Data records:
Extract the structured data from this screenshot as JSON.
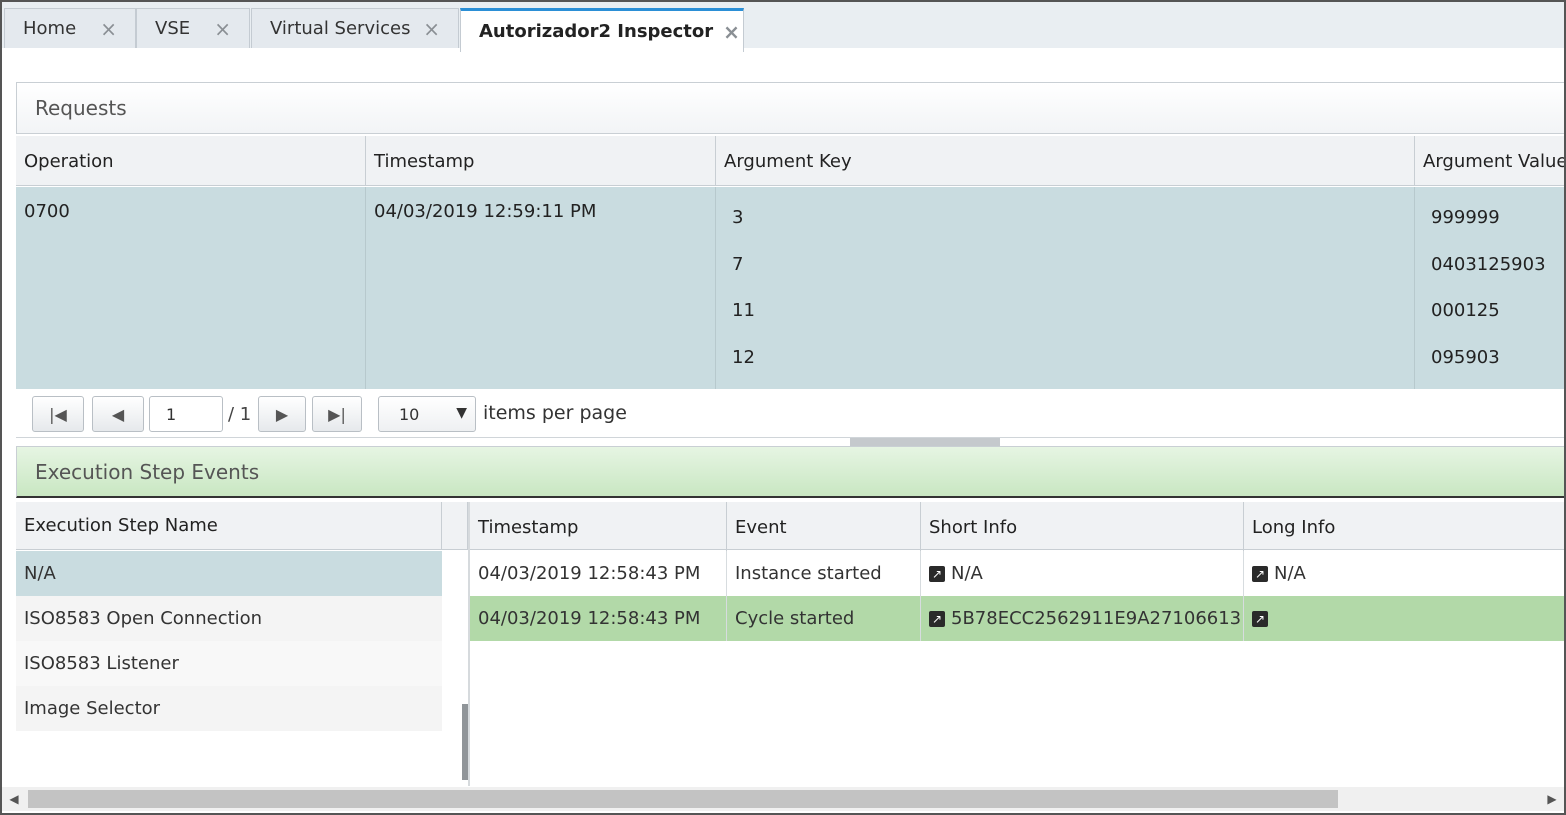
{
  "tabs": [
    {
      "label": "Home",
      "close": "×"
    },
    {
      "label": "VSE",
      "close": "×"
    },
    {
      "label": "Virtual Services",
      "close": "×"
    },
    {
      "label": "Autorizador2 Inspector",
      "close": "×",
      "active": true
    }
  ],
  "requests": {
    "title": "Requests",
    "columns": [
      "Operation",
      "Timestamp",
      "Argument Key",
      "Argument Values"
    ],
    "row": {
      "operation": "0700",
      "timestamp": "04/03/2019 12:59:11 PM",
      "argument_keys": [
        "3",
        "7",
        "11",
        "12"
      ],
      "argument_values": [
        "999999",
        "0403125903",
        "000125",
        "095903"
      ]
    },
    "pager": {
      "first_icon": "first-page-icon",
      "prev_icon": "prev-page-icon",
      "next_icon": "next-page-icon",
      "last_icon": "last-page-icon",
      "current_page": "1",
      "of_text": "/ 1",
      "items_per_page_value": "10",
      "items_per_page_label": "items per page"
    }
  },
  "execution": {
    "title": "Execution Step Events",
    "steps_column": "Execution Step Name",
    "steps": [
      "N/A",
      "ISO8583 Open Connection",
      "ISO8583 Listener",
      "Image Selector"
    ],
    "selected_step": "N/A",
    "events_columns": [
      "Timestamp",
      "Event",
      "Short Info",
      "Long Info"
    ],
    "events": [
      {
        "timestamp": "04/03/2019 12:58:43 PM",
        "event": "Instance started",
        "short_info": "N/A",
        "long_info": "N/A"
      },
      {
        "timestamp": "04/03/2019 12:58:43 PM",
        "event": "Cycle started",
        "short_info": "5B78ECC2562911E9A27106613...",
        "long_info": ""
      }
    ]
  },
  "colors": {
    "tab_accent": "#2b8fd6",
    "selected_row": "#c9dce0",
    "highlight_row": "#b2d9a8",
    "exec_header": "#c9e7c2"
  }
}
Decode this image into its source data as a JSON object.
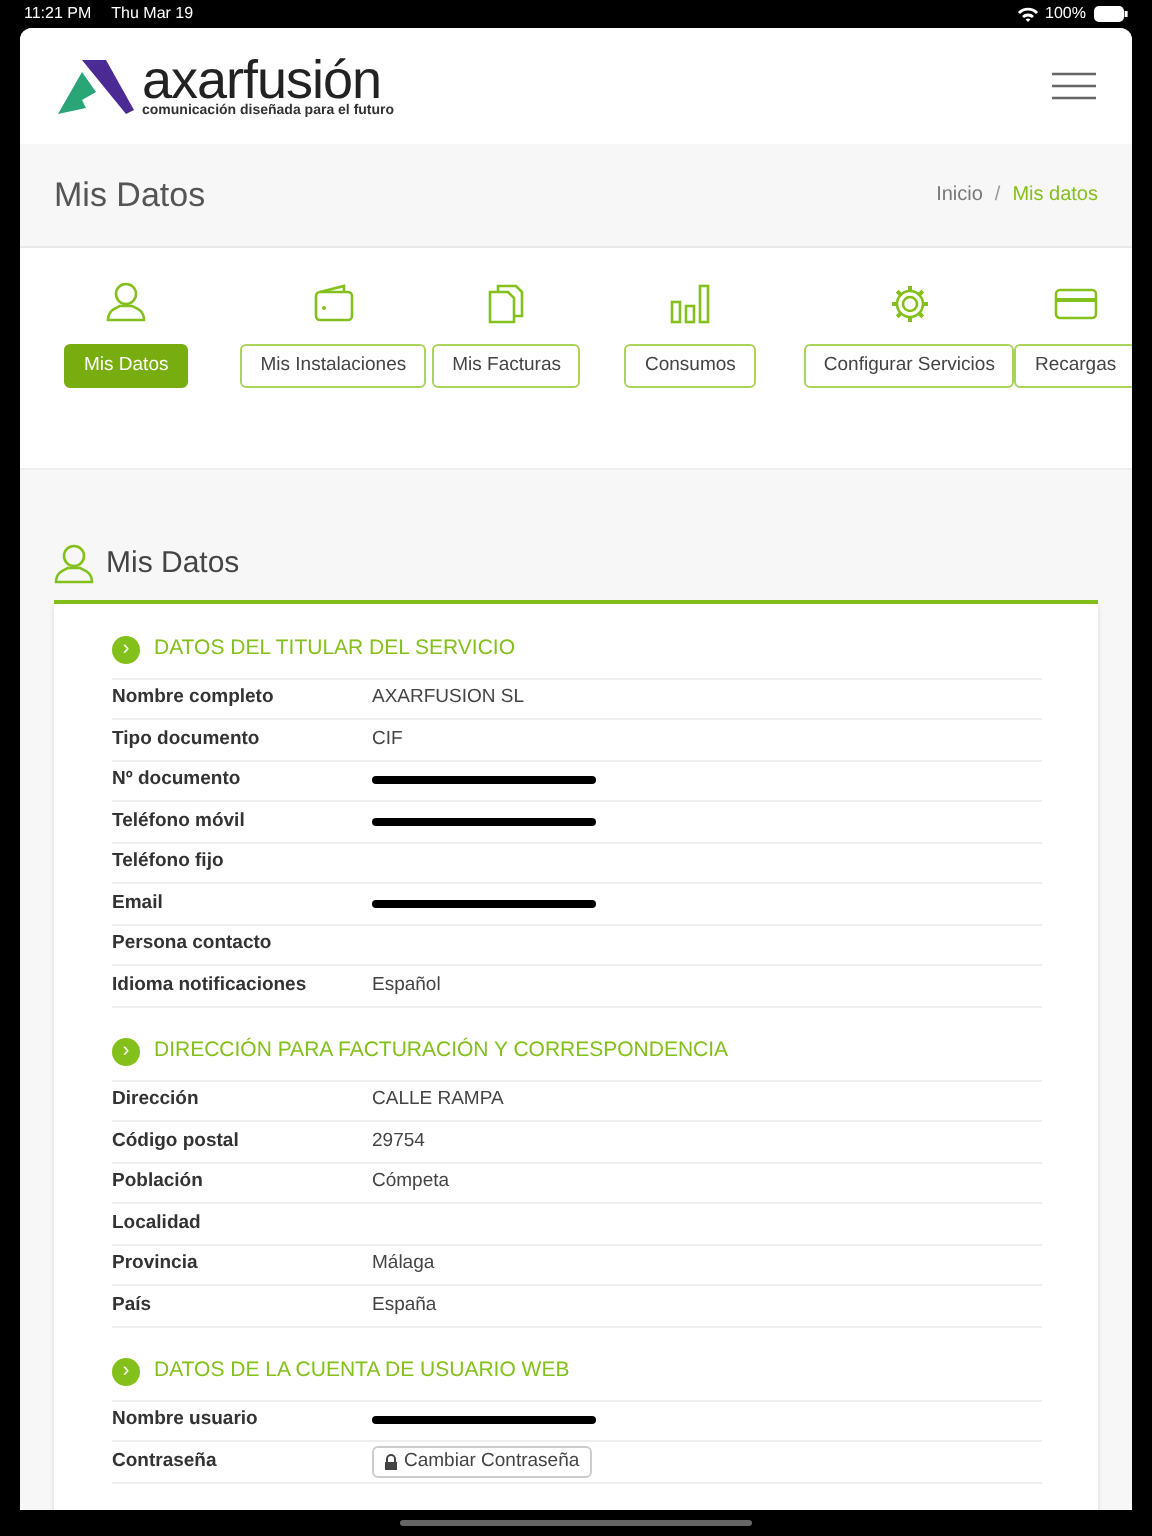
{
  "status_bar": {
    "time": "11:21 PM",
    "date": "Thu Mar 19",
    "battery": "100%"
  },
  "logo": {
    "name": "axarfusión",
    "tagline": "comunicación diseñada para el futuro"
  },
  "page_title": "Mis Datos",
  "breadcrumb": [
    {
      "label": "Inicio",
      "selected": false
    },
    {
      "label": "Mis datos",
      "selected": true
    }
  ],
  "breadcrumb_separator": "/",
  "section_marker": "›",
  "nav": [
    {
      "label": "Mis Datos",
      "selected": true
    },
    {
      "label": "Mis Instalaciones",
      "selected": false
    },
    {
      "label": "Mis Facturas",
      "selected": false
    },
    {
      "label": "Consumos",
      "selected": false
    },
    {
      "label": "Configurar Servicios",
      "selected": false
    },
    {
      "label": "Recargas",
      "selected": false
    }
  ],
  "panel_title": "Mis Datos",
  "sections": [
    {
      "title": "DATOS DEL TITULAR DEL SERVICIO",
      "rows": [
        {
          "label": "Nombre completo",
          "value": "AXARFUSION SL"
        },
        {
          "label": "Tipo documento",
          "value": "CIF"
        },
        {
          "label": "Nº documento",
          "redacted": true
        },
        {
          "label": "Teléfono móvil",
          "redacted": true
        },
        {
          "label": "Teléfono fijo"
        },
        {
          "label": "Email",
          "redacted": true
        },
        {
          "label": "Persona contacto"
        },
        {
          "label": "Idioma notificaciones",
          "value": "Español"
        }
      ]
    },
    {
      "title": "DIRECCIÓN PARA FACTURACIÓN Y CORRESPONDENCIA",
      "rows": [
        {
          "label": "Dirección",
          "value": "CALLE RAMPA"
        },
        {
          "label": "Código postal",
          "value": "29754"
        },
        {
          "label": "Población",
          "value": "Cómpeta"
        },
        {
          "label": "Localidad"
        },
        {
          "label": "Provincia",
          "value": "Málaga"
        },
        {
          "label": "País",
          "value": "España"
        }
      ]
    },
    {
      "title": "DATOS DE LA CUENTA DE USUARIO WEB",
      "rows": [
        {
          "label": "Nombre usuario",
          "redacted": true
        },
        {
          "label": "Contraseña",
          "button": "Cambiar Contraseña"
        }
      ]
    }
  ]
}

* What the exercise asks
Quote all of the entries word for word, omitting any pictures.

* Output of the exercise
Extract the structured data from this screenshot as JSON.
{
  "tabs": [
    {
      "label": "Home",
      "close": "×"
    },
    {
      "label": "VSE",
      "close": "×"
    },
    {
      "label": "Virtual Services",
      "close": "×"
    },
    {
      "label": "Autorizador2 Inspector",
      "close": "×",
      "active": true
    }
  ],
  "requests": {
    "title": "Requests",
    "columns": [
      "Operation",
      "Timestamp",
      "Argument Key",
      "Argument Values"
    ],
    "row": {
      "operation": "0700",
      "timestamp": "04/03/2019 12:59:11 PM",
      "argument_keys": [
        "3",
        "7",
        "11",
        "12"
      ],
      "argument_values": [
        "999999",
        "0403125903",
        "000125",
        "095903"
      ]
    },
    "pager": {
      "first_icon": "first-page-icon",
      "prev_icon": "prev-page-icon",
      "next_icon": "next-page-icon",
      "last_icon": "last-page-icon",
      "current_page": "1",
      "of_text": "/ 1",
      "items_per_page_value": "10",
      "items_per_page_label": "items per page"
    }
  },
  "execution": {
    "title": "Execution Step Events",
    "steps_column": "Execution Step Name",
    "steps": [
      "N/A",
      "ISO8583 Open Connection",
      "ISO8583 Listener",
      "Image Selector"
    ],
    "selected_step": "N/A",
    "events_columns": [
      "Timestamp",
      "Event",
      "Short Info",
      "Long Info"
    ],
    "events": [
      {
        "timestamp": "04/03/2019 12:58:43 PM",
        "event": "Instance started",
        "short_info": "N/A",
        "long_info": "N/A"
      },
      {
        "timestamp": "04/03/2019 12:58:43 PM",
        "event": "Cycle started",
        "short_info": "5B78ECC2562911E9A27106613...",
        "long_info": ""
      }
    ]
  },
  "colors": {
    "tab_accent": "#2b8fd6",
    "selected_row": "#c9dce0",
    "highlight_row": "#b2d9a8",
    "exec_header": "#c9e7c2"
  }
}
Decode this image into its source data as a JSON object.
{
  "status_bar": {
    "time": "11:21 PM",
    "date": "Thu Mar 19",
    "battery": "100%"
  },
  "logo": {
    "name": "axarfusión",
    "tagline": "comunicación diseñada para el futuro"
  },
  "page_title": "Mis Datos",
  "breadcrumb": [
    {
      "label": "Inicio",
      "selected": false
    },
    {
      "label": "Mis datos",
      "selected": true
    }
  ],
  "breadcrumb_separator": "/",
  "section_marker": "›",
  "nav": [
    {
      "label": "Mis Datos",
      "selected": true
    },
    {
      "label": "Mis Instalaciones",
      "selected": false
    },
    {
      "label": "Mis Facturas",
      "selected": false
    },
    {
      "label": "Consumos",
      "selected": false
    },
    {
      "label": "Configurar Servicios",
      "selected": false
    },
    {
      "label": "Recargas",
      "selected": false
    }
  ],
  "panel_title": "Mis Datos",
  "sections": [
    {
      "title": "DATOS DEL TITULAR DEL SERVICIO",
      "rows": [
        {
          "label": "Nombre completo",
          "value": "AXARFUSION SL"
        },
        {
          "label": "Tipo documento",
          "value": "CIF"
        },
        {
          "label": "Nº documento",
          "redacted": true
        },
        {
          "label": "Teléfono móvil",
          "redacted": true
        },
        {
          "label": "Teléfono fijo"
        },
        {
          "label": "Email",
          "redacted": true
        },
        {
          "label": "Persona contacto"
        },
        {
          "label": "Idioma notificaciones",
          "value": "Español"
        }
      ]
    },
    {
      "title": "DIRECCIÓN PARA FACTURACIÓN Y CORRESPONDENCIA",
      "rows": [
        {
          "label": "Dirección",
          "value": "CALLE RAMPA"
        },
        {
          "label": "Código postal",
          "value": "29754"
        },
        {
          "label": "Población",
          "value": "Cómpeta"
        },
        {
          "label": "Localidad"
        },
        {
          "label": "Provincia",
          "value": "Málaga"
        },
        {
          "label": "País",
          "value": "España"
        }
      ]
    },
    {
      "title": "DATOS DE LA CUENTA DE USUARIO WEB",
      "rows": [
        {
          "label": "Nombre usuario",
          "redacted": true
        },
        {
          "label": "Contraseña",
          "button": "Cambiar Contraseña"
        }
      ]
    }
  ]
}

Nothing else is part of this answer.